What is being asked
State how many lines of the records contain the string "this". Give the number alone.

Given data
----------------

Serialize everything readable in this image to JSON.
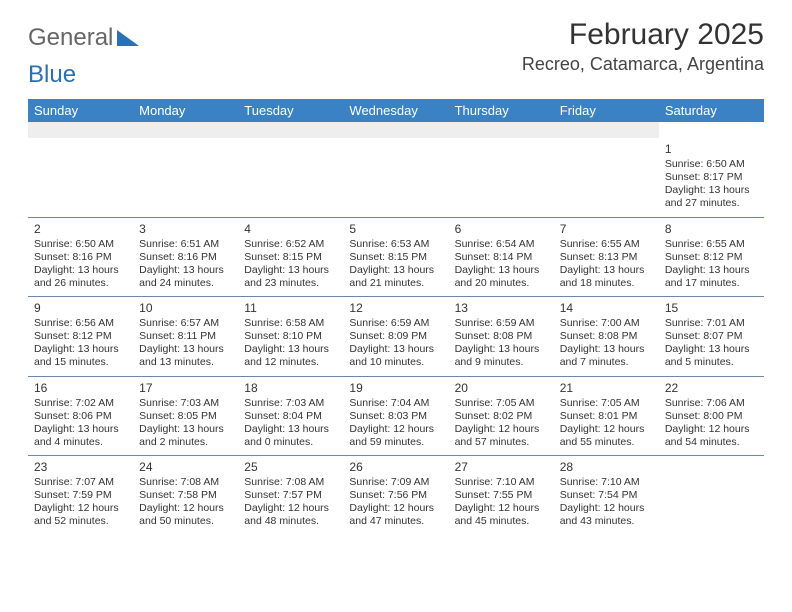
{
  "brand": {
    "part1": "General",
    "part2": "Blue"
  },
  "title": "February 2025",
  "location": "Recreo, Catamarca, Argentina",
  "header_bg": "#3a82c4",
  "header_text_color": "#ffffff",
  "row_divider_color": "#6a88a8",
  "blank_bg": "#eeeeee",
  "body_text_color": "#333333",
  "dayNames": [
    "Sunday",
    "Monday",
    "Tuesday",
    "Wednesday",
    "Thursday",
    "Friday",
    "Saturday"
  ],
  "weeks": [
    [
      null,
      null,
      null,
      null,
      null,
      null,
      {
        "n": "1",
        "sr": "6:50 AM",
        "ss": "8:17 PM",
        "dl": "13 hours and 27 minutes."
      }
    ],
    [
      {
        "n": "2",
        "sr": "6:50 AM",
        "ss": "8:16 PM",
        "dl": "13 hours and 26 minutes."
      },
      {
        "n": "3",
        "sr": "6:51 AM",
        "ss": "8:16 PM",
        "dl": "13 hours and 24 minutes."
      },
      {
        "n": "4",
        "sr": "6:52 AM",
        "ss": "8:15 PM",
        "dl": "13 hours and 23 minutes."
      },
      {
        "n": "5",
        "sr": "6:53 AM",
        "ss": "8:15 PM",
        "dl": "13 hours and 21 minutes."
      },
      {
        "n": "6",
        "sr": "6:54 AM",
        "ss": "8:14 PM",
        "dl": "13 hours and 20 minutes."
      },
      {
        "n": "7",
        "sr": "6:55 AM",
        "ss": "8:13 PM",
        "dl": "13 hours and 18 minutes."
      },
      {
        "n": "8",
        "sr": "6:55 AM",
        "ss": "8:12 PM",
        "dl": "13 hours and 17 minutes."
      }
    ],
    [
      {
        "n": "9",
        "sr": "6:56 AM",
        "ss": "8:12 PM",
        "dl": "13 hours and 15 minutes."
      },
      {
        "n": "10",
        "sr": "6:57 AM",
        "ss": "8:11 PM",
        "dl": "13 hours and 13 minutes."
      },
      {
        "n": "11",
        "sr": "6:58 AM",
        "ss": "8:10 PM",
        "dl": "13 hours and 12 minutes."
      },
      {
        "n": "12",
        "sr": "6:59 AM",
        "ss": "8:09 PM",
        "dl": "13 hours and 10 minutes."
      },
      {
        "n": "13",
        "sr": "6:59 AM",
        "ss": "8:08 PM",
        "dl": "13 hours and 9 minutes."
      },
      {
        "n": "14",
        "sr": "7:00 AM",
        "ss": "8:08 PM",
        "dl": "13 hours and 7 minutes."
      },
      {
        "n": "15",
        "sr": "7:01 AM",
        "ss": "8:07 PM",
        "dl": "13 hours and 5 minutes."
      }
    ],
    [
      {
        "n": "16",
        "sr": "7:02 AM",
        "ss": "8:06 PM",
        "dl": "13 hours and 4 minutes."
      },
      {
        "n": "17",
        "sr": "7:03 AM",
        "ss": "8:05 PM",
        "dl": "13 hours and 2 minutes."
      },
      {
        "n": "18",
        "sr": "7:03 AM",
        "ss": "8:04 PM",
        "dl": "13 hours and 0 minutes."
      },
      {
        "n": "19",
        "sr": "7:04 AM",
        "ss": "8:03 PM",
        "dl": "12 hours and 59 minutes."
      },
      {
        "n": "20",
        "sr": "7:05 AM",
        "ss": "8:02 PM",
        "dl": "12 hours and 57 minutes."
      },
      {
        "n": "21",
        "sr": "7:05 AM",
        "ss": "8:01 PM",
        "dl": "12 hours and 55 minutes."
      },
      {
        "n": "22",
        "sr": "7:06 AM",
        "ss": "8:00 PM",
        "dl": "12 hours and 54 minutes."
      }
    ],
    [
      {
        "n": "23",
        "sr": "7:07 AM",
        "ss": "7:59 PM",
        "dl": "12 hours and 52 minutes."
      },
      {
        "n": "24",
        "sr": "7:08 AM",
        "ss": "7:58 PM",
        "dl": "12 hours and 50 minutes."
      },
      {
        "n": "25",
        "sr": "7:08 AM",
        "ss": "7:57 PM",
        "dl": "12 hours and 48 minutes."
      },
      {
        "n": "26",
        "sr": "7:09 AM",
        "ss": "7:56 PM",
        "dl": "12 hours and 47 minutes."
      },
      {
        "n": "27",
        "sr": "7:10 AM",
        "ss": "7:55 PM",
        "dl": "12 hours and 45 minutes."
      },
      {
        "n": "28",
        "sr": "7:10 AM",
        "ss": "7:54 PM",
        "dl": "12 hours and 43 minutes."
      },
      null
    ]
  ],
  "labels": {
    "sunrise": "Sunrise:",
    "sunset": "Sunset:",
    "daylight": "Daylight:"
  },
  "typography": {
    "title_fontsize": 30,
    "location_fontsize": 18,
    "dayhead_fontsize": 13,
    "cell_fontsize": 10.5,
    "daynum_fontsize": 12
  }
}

----------------

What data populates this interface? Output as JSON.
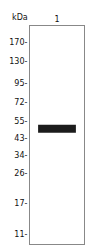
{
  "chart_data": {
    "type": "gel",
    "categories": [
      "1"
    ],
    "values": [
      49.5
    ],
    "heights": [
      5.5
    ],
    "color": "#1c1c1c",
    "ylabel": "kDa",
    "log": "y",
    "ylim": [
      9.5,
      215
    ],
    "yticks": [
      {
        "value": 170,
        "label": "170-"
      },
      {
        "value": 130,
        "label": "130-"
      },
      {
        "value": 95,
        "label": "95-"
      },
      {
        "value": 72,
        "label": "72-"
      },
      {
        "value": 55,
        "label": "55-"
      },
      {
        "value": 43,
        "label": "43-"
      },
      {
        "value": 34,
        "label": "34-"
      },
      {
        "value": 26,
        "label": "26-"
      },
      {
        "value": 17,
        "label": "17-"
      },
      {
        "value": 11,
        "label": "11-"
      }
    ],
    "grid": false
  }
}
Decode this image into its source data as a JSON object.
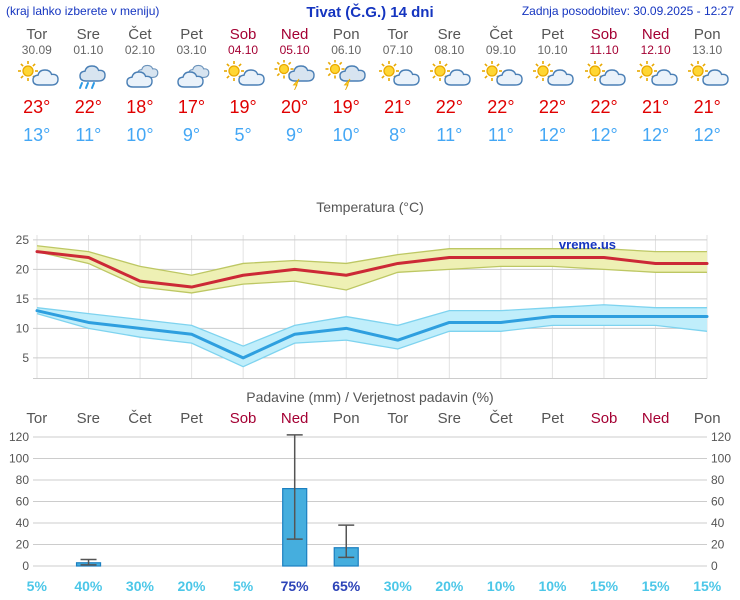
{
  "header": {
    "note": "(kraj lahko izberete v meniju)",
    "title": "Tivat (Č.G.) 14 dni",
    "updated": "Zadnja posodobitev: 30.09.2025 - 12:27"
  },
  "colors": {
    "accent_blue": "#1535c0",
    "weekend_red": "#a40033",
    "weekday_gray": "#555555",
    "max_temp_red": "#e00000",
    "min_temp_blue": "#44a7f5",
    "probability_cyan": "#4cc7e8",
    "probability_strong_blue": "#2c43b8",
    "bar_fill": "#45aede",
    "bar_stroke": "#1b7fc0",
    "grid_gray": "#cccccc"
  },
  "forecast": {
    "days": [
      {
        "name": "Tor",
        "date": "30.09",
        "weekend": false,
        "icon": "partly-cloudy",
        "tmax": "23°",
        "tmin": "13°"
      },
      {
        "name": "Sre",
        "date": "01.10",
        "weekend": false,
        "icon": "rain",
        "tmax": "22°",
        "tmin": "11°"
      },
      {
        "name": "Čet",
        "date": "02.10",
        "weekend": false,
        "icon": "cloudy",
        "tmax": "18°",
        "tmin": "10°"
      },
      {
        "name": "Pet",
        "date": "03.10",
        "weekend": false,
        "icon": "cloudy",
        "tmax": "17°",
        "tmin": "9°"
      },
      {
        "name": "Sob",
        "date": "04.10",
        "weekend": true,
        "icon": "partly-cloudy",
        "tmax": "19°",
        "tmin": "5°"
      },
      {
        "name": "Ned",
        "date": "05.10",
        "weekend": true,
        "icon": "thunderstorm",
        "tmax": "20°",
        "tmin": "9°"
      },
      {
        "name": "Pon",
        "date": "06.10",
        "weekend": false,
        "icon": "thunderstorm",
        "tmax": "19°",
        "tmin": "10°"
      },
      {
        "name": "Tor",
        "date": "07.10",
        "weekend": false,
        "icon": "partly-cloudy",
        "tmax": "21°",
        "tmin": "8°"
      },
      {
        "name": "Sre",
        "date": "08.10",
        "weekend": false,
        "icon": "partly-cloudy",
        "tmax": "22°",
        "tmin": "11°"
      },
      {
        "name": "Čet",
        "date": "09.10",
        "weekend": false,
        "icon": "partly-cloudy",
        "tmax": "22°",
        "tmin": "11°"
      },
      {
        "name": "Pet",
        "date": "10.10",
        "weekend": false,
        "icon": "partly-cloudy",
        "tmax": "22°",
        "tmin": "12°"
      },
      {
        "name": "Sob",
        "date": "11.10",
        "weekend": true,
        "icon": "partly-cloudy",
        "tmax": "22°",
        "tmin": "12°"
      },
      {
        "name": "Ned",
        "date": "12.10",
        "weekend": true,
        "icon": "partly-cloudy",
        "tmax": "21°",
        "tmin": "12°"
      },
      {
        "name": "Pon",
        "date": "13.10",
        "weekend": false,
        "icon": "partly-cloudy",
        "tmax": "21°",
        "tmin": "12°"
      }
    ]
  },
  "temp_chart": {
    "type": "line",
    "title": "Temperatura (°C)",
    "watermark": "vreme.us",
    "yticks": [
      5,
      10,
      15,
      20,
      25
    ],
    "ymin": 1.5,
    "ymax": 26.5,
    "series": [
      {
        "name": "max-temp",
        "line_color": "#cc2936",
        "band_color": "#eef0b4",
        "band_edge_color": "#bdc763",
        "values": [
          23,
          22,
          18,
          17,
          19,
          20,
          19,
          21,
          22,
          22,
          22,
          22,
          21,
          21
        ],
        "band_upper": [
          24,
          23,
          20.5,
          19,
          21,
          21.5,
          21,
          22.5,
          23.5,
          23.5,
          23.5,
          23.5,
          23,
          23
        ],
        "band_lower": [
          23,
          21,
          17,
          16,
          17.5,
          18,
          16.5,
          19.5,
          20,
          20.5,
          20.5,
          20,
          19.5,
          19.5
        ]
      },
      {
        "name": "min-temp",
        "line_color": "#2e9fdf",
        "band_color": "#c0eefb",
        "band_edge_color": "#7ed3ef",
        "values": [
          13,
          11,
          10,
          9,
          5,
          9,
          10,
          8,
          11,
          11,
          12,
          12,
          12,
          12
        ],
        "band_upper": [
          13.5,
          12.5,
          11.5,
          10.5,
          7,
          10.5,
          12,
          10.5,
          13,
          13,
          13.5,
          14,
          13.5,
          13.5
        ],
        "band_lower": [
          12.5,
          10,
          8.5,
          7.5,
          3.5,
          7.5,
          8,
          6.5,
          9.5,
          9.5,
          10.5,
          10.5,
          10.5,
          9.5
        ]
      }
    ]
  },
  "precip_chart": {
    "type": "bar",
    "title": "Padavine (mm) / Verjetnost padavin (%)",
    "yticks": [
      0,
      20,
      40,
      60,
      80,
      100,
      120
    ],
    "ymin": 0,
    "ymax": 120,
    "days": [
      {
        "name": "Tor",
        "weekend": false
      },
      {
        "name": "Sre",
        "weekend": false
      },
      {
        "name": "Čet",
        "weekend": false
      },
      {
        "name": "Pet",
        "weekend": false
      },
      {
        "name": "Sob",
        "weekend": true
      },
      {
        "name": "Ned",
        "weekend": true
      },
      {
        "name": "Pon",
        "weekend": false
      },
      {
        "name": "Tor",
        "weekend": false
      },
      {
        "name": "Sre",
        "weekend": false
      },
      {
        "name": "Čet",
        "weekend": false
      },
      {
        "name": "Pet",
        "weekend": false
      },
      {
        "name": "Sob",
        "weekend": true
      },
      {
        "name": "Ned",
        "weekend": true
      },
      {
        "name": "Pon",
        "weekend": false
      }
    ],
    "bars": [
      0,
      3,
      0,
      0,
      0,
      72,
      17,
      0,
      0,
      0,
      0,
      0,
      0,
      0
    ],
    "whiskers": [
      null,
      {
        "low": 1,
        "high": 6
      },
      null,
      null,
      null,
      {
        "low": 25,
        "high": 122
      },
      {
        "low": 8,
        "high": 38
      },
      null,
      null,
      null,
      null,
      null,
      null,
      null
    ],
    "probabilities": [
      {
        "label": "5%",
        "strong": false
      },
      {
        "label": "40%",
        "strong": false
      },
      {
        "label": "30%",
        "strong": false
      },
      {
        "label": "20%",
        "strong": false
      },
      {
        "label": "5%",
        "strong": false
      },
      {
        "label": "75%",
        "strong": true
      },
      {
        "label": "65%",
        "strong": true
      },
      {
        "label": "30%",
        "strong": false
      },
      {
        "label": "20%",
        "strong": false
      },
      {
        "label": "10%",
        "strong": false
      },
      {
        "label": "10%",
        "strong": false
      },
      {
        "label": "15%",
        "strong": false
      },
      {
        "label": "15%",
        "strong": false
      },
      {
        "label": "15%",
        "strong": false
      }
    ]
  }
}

----------------

Result
3